Scan the data for lines with "name" and report the count by itself.

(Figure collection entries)
□ □ □ □ □

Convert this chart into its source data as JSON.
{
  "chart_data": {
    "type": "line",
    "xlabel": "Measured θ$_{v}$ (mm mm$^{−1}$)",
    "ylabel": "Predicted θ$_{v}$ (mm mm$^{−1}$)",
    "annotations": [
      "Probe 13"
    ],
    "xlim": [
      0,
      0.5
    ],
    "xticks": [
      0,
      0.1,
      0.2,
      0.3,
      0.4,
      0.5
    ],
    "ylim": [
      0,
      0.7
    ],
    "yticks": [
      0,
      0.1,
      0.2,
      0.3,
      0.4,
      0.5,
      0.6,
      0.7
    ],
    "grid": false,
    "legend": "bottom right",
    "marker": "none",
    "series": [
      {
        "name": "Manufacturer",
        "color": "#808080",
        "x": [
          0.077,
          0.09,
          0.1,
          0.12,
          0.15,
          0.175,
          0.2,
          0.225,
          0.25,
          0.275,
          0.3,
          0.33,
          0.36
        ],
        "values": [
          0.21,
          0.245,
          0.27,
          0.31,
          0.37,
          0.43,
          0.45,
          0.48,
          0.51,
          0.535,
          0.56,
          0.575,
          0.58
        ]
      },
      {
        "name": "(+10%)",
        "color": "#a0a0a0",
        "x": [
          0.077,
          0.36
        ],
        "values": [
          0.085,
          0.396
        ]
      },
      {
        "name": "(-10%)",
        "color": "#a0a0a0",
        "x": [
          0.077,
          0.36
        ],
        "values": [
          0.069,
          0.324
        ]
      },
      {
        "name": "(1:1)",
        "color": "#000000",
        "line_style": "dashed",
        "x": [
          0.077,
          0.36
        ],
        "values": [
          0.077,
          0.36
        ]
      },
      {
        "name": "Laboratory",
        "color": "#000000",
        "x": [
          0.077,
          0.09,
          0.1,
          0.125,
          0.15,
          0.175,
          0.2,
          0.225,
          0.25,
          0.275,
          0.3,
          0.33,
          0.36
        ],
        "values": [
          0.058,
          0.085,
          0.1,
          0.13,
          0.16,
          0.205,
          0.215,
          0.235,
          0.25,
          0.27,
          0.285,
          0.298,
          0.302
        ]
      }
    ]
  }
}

□ □ □ □ □

▸ **The solution**:
5